- TASK MATERIAL:
>>>
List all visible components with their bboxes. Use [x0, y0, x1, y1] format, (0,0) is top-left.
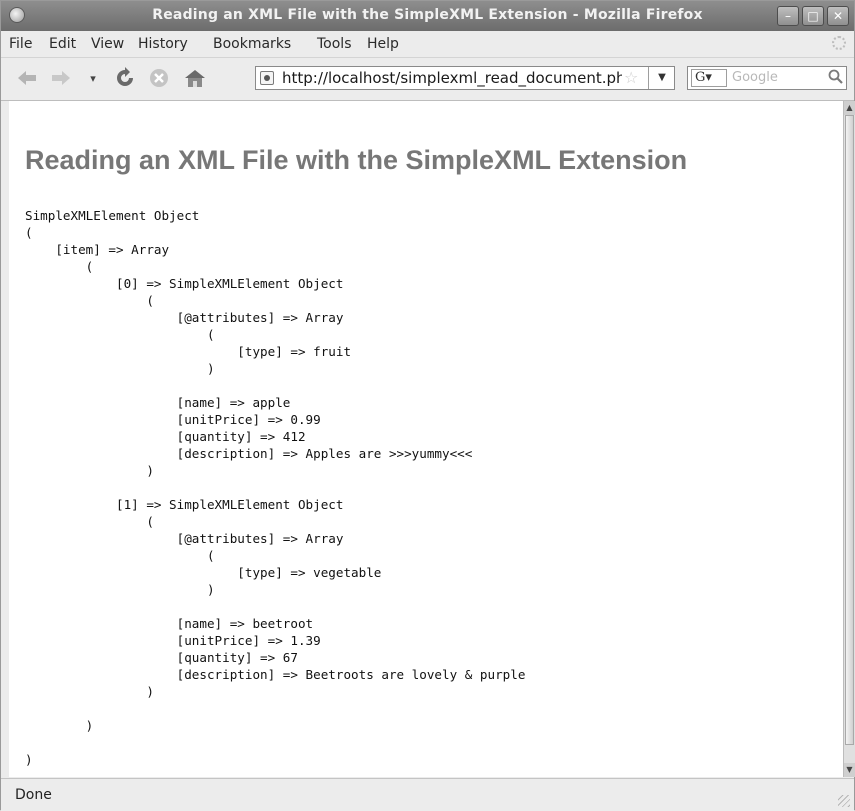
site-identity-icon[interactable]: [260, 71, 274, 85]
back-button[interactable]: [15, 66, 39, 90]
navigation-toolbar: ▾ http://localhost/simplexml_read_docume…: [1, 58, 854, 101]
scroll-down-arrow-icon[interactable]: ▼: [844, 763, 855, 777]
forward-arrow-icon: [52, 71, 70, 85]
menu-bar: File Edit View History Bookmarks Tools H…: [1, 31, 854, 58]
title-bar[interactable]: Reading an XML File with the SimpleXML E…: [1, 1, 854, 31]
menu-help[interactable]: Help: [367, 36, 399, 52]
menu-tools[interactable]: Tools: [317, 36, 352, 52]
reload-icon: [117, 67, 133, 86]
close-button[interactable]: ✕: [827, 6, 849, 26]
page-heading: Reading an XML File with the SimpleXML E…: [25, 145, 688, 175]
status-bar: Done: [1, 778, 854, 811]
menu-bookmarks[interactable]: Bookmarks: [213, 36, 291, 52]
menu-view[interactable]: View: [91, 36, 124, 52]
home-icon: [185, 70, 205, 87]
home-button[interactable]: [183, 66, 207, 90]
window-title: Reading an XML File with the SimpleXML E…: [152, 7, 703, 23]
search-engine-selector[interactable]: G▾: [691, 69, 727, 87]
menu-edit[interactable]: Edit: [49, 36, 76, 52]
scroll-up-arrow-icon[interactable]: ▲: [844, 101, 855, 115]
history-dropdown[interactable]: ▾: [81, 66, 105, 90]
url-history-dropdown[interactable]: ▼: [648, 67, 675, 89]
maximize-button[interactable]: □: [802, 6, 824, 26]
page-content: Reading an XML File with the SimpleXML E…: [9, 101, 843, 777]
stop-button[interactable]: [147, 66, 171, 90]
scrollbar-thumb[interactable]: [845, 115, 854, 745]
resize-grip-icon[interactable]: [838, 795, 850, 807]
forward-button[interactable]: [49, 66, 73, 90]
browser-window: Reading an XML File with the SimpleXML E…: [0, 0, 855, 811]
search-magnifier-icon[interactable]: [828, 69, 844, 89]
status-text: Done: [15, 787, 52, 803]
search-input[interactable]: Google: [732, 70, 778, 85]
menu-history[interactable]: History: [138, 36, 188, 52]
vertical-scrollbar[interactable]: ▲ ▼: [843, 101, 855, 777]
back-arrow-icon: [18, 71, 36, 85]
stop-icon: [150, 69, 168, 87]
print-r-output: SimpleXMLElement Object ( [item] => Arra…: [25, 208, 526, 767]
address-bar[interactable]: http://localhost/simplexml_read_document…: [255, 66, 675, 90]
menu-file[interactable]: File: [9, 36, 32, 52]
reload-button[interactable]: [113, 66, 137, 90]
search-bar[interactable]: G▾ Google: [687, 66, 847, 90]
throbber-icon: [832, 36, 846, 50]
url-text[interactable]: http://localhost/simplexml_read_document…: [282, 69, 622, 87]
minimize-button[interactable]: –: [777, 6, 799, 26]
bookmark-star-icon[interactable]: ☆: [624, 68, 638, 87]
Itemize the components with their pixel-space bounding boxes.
<<<
>>>
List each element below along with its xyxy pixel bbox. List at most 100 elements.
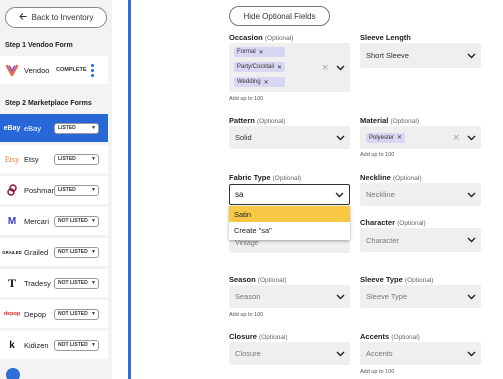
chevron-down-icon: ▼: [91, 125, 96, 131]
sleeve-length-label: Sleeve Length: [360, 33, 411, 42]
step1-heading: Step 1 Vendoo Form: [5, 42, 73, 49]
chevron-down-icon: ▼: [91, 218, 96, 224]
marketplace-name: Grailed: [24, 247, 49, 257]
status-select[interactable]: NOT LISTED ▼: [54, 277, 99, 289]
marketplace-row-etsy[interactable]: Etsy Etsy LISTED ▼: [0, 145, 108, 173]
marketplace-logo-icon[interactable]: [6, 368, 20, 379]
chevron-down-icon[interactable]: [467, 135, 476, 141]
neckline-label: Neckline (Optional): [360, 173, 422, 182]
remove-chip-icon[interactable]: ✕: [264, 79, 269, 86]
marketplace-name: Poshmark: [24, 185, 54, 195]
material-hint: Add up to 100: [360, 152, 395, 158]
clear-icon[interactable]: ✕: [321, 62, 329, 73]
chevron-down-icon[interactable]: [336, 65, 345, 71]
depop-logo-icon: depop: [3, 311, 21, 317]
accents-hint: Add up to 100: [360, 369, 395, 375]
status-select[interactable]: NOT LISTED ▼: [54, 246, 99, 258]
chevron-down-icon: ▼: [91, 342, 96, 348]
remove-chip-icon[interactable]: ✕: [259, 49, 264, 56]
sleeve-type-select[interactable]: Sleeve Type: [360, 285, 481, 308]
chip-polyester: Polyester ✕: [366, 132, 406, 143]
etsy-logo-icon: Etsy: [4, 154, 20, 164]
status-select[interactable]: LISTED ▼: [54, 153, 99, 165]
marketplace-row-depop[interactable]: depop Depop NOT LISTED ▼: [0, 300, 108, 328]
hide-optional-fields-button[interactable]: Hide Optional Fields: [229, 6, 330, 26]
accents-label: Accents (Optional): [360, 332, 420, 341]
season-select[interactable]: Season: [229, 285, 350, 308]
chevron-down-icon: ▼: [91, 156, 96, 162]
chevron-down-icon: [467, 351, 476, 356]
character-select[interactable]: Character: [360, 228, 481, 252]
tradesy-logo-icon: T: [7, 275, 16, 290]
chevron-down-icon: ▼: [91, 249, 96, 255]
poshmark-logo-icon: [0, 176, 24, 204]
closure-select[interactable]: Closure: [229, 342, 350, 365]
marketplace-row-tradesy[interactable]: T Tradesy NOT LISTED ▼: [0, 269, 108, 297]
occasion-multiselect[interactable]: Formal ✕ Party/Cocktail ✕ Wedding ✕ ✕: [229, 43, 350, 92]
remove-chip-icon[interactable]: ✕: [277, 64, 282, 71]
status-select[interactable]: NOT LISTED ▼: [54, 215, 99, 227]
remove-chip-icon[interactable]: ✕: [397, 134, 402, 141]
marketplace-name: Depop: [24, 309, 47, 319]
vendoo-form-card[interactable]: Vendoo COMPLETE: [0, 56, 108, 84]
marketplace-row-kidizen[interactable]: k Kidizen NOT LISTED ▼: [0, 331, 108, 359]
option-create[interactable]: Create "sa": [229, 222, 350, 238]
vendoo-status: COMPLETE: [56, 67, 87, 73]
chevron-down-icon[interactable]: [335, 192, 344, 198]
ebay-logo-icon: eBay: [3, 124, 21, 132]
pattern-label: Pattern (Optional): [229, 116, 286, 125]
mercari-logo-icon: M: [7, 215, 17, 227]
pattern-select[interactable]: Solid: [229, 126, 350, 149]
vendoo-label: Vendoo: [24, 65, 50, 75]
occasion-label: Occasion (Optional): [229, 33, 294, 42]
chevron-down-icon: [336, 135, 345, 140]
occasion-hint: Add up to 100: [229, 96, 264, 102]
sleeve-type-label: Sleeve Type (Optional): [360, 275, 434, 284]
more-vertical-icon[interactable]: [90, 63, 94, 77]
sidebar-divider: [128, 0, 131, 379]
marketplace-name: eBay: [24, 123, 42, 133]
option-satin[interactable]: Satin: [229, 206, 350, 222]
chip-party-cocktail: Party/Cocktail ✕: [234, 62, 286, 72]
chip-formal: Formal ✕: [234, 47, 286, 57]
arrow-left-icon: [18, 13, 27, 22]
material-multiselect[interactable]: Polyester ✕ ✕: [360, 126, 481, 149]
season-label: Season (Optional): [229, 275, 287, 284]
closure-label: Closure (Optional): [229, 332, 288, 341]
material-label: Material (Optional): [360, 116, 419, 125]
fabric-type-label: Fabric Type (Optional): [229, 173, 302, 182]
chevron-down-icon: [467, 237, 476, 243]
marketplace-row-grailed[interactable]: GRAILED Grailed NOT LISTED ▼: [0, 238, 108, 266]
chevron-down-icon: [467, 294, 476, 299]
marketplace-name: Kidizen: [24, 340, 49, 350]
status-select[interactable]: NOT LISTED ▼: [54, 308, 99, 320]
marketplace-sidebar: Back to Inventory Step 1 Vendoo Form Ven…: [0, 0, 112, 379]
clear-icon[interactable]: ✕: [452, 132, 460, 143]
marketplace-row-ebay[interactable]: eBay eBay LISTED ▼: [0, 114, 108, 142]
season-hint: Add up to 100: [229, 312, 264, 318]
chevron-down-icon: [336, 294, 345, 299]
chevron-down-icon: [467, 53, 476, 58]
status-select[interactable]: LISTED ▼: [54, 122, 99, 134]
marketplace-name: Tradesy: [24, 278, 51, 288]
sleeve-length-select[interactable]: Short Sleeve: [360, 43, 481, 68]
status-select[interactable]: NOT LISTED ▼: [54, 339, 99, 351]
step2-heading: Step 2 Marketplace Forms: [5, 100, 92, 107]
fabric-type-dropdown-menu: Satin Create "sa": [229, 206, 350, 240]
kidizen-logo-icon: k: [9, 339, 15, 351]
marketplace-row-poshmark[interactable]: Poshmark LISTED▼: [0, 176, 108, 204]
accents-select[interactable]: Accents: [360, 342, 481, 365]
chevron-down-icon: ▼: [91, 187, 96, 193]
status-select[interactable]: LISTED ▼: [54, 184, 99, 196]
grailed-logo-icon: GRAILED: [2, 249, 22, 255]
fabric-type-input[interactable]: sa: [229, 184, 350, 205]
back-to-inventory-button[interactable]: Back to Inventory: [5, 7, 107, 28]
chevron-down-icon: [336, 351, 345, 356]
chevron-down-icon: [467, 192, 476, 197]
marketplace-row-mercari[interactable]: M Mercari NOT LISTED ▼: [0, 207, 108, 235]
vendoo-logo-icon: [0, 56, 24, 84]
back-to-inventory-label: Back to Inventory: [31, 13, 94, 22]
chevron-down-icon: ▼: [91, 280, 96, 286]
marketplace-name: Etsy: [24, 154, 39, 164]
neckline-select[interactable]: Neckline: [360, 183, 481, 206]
<<<
>>>
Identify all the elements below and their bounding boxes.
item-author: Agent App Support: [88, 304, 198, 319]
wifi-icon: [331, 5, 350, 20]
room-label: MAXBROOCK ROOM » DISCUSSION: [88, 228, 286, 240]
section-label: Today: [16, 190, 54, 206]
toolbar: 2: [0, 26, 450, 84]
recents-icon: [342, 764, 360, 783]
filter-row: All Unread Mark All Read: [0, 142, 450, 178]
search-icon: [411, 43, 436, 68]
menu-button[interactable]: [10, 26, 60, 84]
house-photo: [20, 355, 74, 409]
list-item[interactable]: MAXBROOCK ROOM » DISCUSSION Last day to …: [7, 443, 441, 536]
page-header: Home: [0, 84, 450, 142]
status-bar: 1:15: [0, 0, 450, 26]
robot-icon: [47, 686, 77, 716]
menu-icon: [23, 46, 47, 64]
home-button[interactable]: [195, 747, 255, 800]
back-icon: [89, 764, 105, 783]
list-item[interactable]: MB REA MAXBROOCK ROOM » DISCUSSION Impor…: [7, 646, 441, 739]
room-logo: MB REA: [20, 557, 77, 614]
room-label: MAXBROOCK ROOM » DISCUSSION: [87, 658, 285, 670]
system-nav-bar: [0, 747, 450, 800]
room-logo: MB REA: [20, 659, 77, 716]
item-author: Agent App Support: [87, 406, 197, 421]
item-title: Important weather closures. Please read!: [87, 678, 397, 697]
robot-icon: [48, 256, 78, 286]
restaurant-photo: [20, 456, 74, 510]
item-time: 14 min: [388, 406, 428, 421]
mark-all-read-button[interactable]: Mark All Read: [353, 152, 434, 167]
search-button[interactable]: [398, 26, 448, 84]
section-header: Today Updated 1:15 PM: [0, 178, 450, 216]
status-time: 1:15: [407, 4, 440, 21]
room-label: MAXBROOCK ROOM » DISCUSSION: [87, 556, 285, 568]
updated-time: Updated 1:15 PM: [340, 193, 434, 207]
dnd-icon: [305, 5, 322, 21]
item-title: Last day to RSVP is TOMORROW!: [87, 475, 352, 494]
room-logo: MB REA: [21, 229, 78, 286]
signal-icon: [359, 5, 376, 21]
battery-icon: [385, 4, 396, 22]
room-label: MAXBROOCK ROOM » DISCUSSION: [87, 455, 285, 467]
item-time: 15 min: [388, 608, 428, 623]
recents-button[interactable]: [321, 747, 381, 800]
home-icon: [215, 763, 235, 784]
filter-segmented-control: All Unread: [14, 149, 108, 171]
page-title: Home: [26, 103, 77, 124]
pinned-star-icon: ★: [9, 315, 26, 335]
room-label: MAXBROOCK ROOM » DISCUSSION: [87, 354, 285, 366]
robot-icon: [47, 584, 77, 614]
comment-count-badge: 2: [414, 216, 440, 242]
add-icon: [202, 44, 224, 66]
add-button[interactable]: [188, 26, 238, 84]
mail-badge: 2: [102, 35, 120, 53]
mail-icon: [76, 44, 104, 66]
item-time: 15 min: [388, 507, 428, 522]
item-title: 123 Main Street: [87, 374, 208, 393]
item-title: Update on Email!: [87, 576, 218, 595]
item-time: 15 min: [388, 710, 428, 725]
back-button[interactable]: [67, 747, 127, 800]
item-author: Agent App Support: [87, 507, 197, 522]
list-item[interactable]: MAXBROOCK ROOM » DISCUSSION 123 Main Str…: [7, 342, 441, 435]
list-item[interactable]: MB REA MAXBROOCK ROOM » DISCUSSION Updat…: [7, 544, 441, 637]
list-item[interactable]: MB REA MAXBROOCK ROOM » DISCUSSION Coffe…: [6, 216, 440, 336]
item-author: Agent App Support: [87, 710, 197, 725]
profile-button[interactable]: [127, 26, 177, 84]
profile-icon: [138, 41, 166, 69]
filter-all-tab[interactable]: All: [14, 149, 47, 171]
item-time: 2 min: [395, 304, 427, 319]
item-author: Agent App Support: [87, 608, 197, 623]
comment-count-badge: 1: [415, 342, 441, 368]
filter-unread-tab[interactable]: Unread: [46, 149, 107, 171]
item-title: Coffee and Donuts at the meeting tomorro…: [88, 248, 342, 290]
<<<
- PROBLEM TO SOLVE:
Could you output the lines starting at the one containing "site-identity-icon[interactable]: [260, 71, 274, 85]" and ending at the one containing "forward-arrow-icon: [52, 71, 70, 85]", both included, exactly as they appear?

- SOLUTION FOR THIS PROBLEM:
site-identity-icon[interactable]: [260, 71, 274, 85]
back-button[interactable]: [15, 66, 39, 90]
navigation-toolbar: ▾ http://localhost/simplexml_read_docume…: [1, 58, 854, 101]
scroll-down-arrow-icon[interactable]: ▼: [844, 763, 855, 777]
forward-arrow-icon: [52, 71, 70, 85]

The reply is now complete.